## WORK REQUIRED
Leave out the pictures and transcribe the rest of the records exactly.
======== MATERIAL
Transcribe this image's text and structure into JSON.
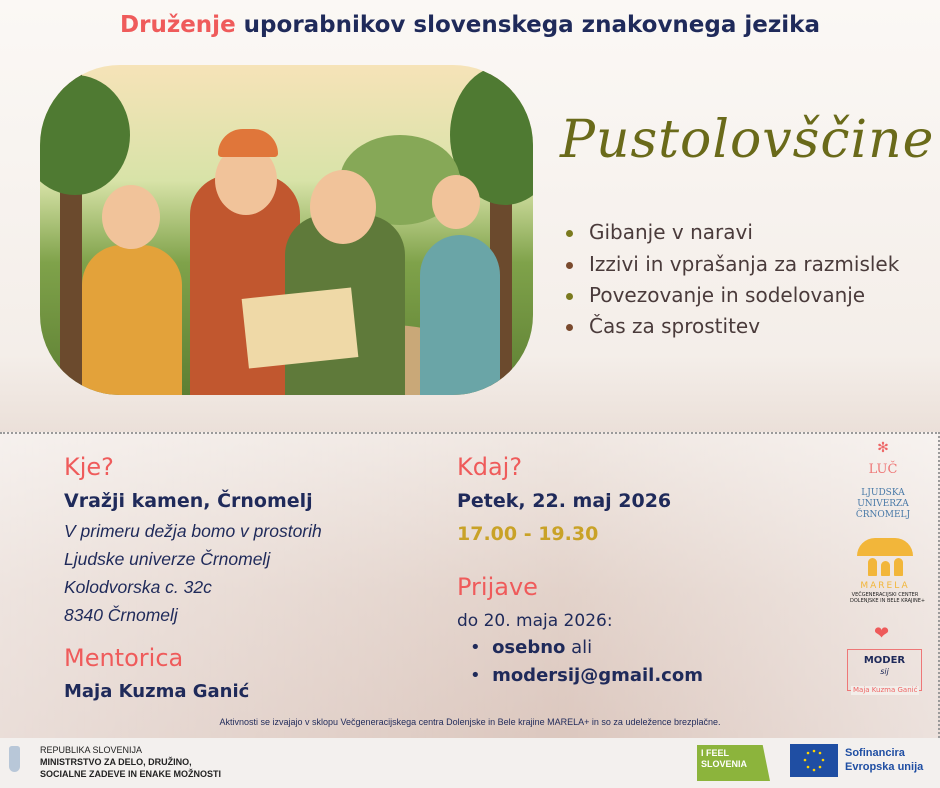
{
  "header": {
    "title_highlight": "Druženje",
    "title_rest": " uporabnikov slovenskega znakovnega jezika"
  },
  "hero": {
    "script_title": "Pustolovščine",
    "bullets": [
      {
        "text": "Gibanje v naravi",
        "color": "#7a7a1e"
      },
      {
        "text": "Izzivi in vprašanja za razmislek",
        "color": "#7a4a2e"
      },
      {
        "text": "Povezovanje in sodelovanje",
        "color": "#7a7a1e"
      },
      {
        "text": "Čas za sprostitev",
        "color": "#7a4a2e"
      }
    ]
  },
  "where": {
    "heading": "Kje?",
    "place": "Vražji kamen, Črnomelj",
    "lines": [
      "V primeru dežja bomo v prostorih",
      "Ljudske univerze Črnomelj",
      "Kolodvorska c. 32c",
      "8340 Črnomelj"
    ]
  },
  "mentor": {
    "heading": "Mentorica",
    "name": "Maja Kuzma Ganić"
  },
  "when": {
    "heading": "Kdaj?",
    "date": "Petek, 22. maj 2026",
    "time": "17.00 - 19.30"
  },
  "signup": {
    "heading": "Prijave",
    "deadline": "do 20. maja 2026:",
    "items": [
      {
        "bold": "osebno",
        "rest": " ali"
      },
      {
        "bold": "modersij@gmail.com",
        "rest": ""
      }
    ]
  },
  "logos": {
    "luc": "LUČ",
    "lu": [
      "LJUDSKA",
      "UNIVERZA",
      "ČRNOMELJ"
    ],
    "marela": "MARELA",
    "marela_sub": [
      "VEČGENERACIJSKI CENTER",
      "DOLENJSKE IN BELE KRAJINE+"
    ],
    "moder": "MODER",
    "moder_sig": "sij",
    "moder_name": "Maja Kuzma Ganić"
  },
  "note": "Aktivnosti se izvajajo v sklopu Večgeneracijskega centra Dolenjske in Bele krajine MARELA+ in so za udeležence brezplačne.",
  "footer": {
    "ministry": [
      "REPUBLIKA SLOVENIJA",
      "MINISTRSTVO ZA DELO, DRUŽINO,",
      "SOCIALNE ZADEVE IN ENAKE MOŽNOSTI"
    ],
    "ifeel": [
      "I FEEL",
      "SLOVENIA"
    ],
    "eu": [
      "Sofinancira",
      "Evropska unija"
    ]
  },
  "colors": {
    "accent": "#ef5b5b",
    "navy": "#1f2a5a",
    "gold": "#c9a227"
  }
}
================
## SOLVED PROBLEM
Transcribe this image's text and structure into JSON.
{
  "header": {
    "title_highlight": "Druženje",
    "title_rest": " uporabnikov slovenskega znakovnega jezika"
  },
  "hero": {
    "script_title": "Pustolovščine",
    "bullets": [
      {
        "text": "Gibanje v naravi",
        "color": "#7a7a1e"
      },
      {
        "text": "Izzivi in vprašanja za razmislek",
        "color": "#7a4a2e"
      },
      {
        "text": "Povezovanje in sodelovanje",
        "color": "#7a7a1e"
      },
      {
        "text": "Čas za sprostitev",
        "color": "#7a4a2e"
      }
    ]
  },
  "where": {
    "heading": "Kje?",
    "place": "Vražji kamen, Črnomelj",
    "lines": [
      "V primeru dežja bomo v prostorih",
      "Ljudske univerze Črnomelj",
      "Kolodvorska c. 32c",
      "8340 Črnomelj"
    ]
  },
  "mentor": {
    "heading": "Mentorica",
    "name": "Maja Kuzma Ganić"
  },
  "when": {
    "heading": "Kdaj?",
    "date": "Petek, 22. maj 2026",
    "time": "17.00 - 19.30"
  },
  "signup": {
    "heading": "Prijave",
    "deadline": "do 20. maja 2026:",
    "items": [
      {
        "bold": "osebno",
        "rest": " ali"
      },
      {
        "bold": "modersij@gmail.com",
        "rest": ""
      }
    ]
  },
  "logos": {
    "luc": "LUČ",
    "lu": [
      "LJUDSKA",
      "UNIVERZA",
      "ČRNOMELJ"
    ],
    "marela": "MARELA",
    "marela_sub": [
      "VEČGENERACIJSKI CENTER",
      "DOLENJSKE IN BELE KRAJINE+"
    ],
    "moder": "MODER",
    "moder_sig": "sij",
    "moder_name": "Maja Kuzma Ganić"
  },
  "note": "Aktivnosti se izvajajo v sklopu Večgeneracijskega centra Dolenjske in Bele krajine MARELA+ in so za udeležence brezplačne.",
  "footer": {
    "ministry": [
      "REPUBLIKA SLOVENIJA",
      "MINISTRSTVO ZA DELO, DRUŽINO,",
      "SOCIALNE ZADEVE IN ENAKE MOŽNOSTI"
    ],
    "ifeel": [
      "I FEEL",
      "SLOVENIA"
    ],
    "eu": [
      "Sofinancira",
      "Evropska unija"
    ]
  },
  "colors": {
    "accent": "#ef5b5b",
    "navy": "#1f2a5a",
    "gold": "#c9a227"
  }
}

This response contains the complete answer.